■ CHALLENGE:
The listing below must be repeated word for word, with its images excluded.

— Start of SUPPLIED RECORDS —

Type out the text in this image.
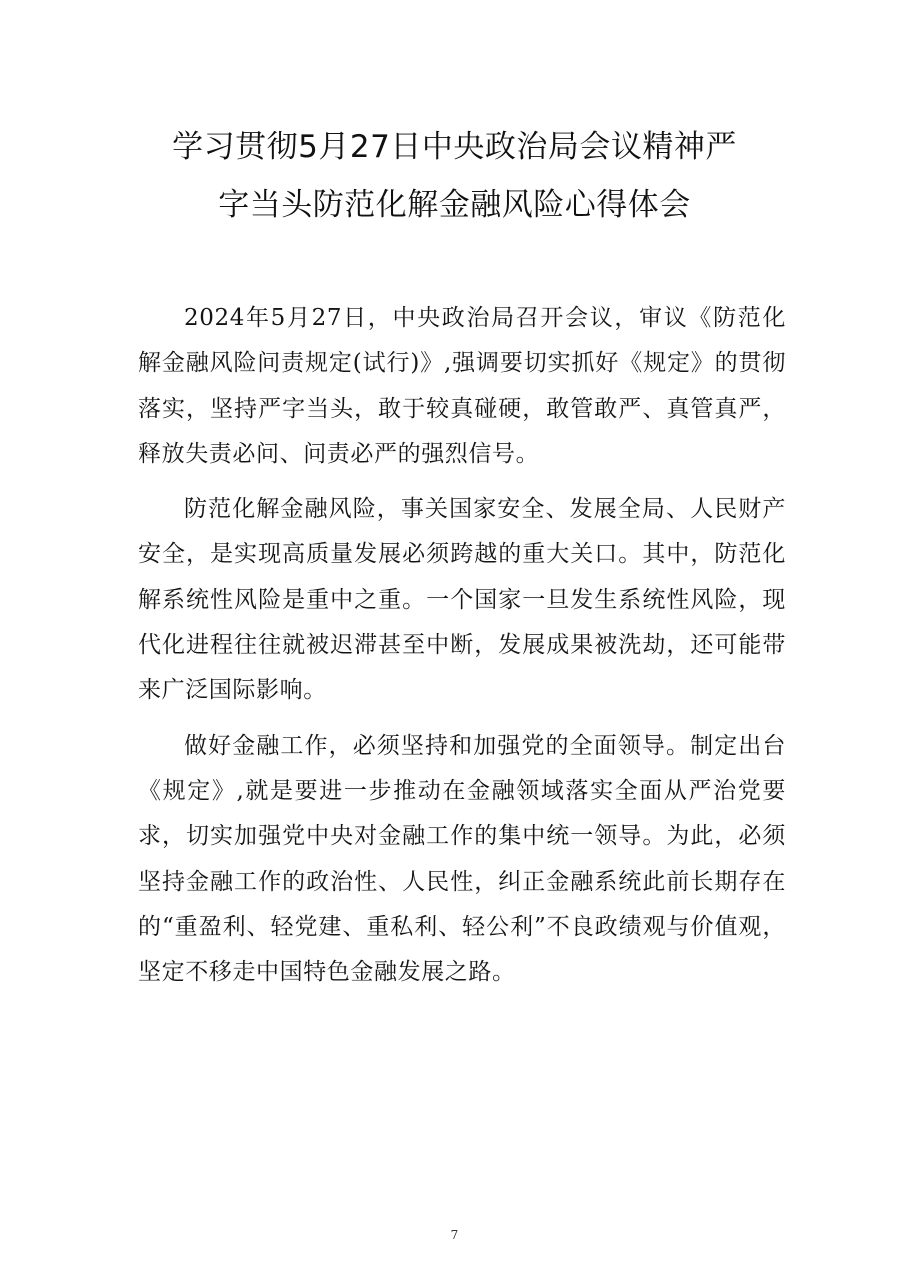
学习贯彻5月27日中央政治局会议精神严
字当头防范化解金融风险心得体会

2024年5月27日，中央政治局召开会议，审议《防范化解金融风险问责规定(试行)》,强调要切实抓好《规定》的贯彻落实，坚持严字当头，敢于较真碰硬，敢管敢严、真管真严，释放失责必问、问责必严的强烈信号。

防范化解金融风险，事关国家安全、发展全局、人民财产安全，是实现高质量发展必须跨越的重大关口。其中，防范化解系统性风险是重中之重。一个国家一旦发生系统性风险，现代化进程往往就被迟滞甚至中断，发展成果被洗劫，还可能带来广泛国际影响。

做好金融工作，必须坚持和加强党的全面领导。制定出台《规定》,就是要进一步推动在金融领域落实全面从严治党要求，切实加强党中央对金融工作的集中统一领导。为此，必须坚持金融工作的政治性、人民性，纠正金融系统此前长期存在的“重盈利、轻党建、重私利、轻公利”不良政绩观与价值观，坚定不移走中国特色金融发展之路。

7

— End of SUPPLIED RECORDS —

■ SOLUTION BELOW:
Type out the text in this image.
学习贯彻5月27日中央政治局会议精神严
字当头防范化解金融风险心得体会

2024年5月27日，中央政治局召开会议，审议《防范化解金融风险问责规定(试行)》,强调要切实抓好《规定》的贯彻落实，坚持严字当头，敢于较真碰硬，敢管敢严、真管真严，释放失责必问、问责必严的强烈信号。

防范化解金融风险，事关国家安全、发展全局、人民财产安全，是实现高质量发展必须跨越的重大关口。其中，防范化解系统性风险是重中之重。一个国家一旦发生系统性风险，现代化进程往往就被迟滞甚至中断，发展成果被洗劫，还可能带来广泛国际影响。

做好金融工作，必须坚持和加强党的全面领导。制定出台《规定》,就是要进一步推动在金融领域落实全面从严治党要求，切实加强党中央对金融工作的集中统一领导。为此，必须坚持金融工作的政治性、人民性，纠正金融系统此前长期存在的“重盈利、轻党建、重私利、轻公利”不良政绩观与价值观，坚定不移走中国特色金融发展之路。

7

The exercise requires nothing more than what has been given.